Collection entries
○ ○ ○ ○
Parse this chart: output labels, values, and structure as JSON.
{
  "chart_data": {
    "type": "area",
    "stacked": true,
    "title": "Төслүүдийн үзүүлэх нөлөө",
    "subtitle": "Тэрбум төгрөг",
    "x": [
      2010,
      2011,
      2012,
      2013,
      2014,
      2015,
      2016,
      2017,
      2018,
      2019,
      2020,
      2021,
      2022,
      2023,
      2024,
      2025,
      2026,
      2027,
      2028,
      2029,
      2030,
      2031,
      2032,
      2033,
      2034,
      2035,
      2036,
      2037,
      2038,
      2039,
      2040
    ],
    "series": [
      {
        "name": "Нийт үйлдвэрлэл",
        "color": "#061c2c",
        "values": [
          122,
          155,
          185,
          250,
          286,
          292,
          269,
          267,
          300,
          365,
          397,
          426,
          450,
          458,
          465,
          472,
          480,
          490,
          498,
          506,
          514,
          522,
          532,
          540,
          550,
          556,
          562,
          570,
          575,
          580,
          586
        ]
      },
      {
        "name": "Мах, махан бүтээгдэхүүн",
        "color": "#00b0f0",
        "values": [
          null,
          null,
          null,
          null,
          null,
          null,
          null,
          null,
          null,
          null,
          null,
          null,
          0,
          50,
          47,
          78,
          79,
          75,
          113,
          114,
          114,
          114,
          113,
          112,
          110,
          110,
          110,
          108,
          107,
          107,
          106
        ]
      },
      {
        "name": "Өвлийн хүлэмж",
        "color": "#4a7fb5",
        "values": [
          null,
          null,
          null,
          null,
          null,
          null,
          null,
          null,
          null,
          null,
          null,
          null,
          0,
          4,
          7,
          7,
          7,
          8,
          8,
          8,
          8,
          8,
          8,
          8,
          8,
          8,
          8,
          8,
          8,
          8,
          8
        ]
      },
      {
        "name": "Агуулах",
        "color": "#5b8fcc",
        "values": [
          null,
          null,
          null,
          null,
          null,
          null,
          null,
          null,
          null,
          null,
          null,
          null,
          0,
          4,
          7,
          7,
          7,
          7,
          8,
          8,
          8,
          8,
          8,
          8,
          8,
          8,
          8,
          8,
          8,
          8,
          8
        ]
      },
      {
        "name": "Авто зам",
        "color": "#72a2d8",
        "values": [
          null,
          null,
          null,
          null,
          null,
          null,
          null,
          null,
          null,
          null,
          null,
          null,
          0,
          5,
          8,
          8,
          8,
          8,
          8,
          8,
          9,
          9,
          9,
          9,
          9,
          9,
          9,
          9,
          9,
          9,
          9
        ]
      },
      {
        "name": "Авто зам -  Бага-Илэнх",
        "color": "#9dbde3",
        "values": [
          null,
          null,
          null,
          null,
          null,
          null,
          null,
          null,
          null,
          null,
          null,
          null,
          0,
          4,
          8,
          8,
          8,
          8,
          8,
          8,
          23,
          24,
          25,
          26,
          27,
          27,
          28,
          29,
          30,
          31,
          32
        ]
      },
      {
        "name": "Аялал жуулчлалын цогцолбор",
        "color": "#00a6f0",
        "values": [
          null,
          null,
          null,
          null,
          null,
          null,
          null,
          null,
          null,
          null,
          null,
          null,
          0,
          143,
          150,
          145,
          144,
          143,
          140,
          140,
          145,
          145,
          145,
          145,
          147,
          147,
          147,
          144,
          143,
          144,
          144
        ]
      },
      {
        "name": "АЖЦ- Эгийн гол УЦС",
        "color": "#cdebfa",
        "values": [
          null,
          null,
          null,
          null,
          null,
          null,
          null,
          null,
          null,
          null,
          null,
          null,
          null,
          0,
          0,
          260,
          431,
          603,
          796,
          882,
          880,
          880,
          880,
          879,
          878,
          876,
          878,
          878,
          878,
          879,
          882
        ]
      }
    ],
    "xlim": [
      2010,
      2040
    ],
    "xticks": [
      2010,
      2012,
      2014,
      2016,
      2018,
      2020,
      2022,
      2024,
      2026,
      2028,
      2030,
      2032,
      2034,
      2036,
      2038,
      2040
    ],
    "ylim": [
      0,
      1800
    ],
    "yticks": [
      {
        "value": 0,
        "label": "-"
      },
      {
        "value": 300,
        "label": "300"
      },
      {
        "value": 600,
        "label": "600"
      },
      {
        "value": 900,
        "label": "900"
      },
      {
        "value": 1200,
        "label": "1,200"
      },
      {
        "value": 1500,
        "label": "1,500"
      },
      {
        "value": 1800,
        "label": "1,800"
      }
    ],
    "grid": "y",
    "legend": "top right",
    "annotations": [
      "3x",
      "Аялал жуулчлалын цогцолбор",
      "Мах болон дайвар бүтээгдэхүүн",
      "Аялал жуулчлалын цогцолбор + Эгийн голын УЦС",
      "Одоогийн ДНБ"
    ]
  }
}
○ ○ ○ ○
Required task
Sift through the entries and copy every line with "color".

The solution
        "color": "#061c2c",
        "color": "#00b0f0",
        "color": "#4a7fb5",
        "color": "#5b8fcc",
        "color": "#72a2d8",
        "color": "#9dbde3",
        "color": "#00a6f0",
        "color": "#cdebfa",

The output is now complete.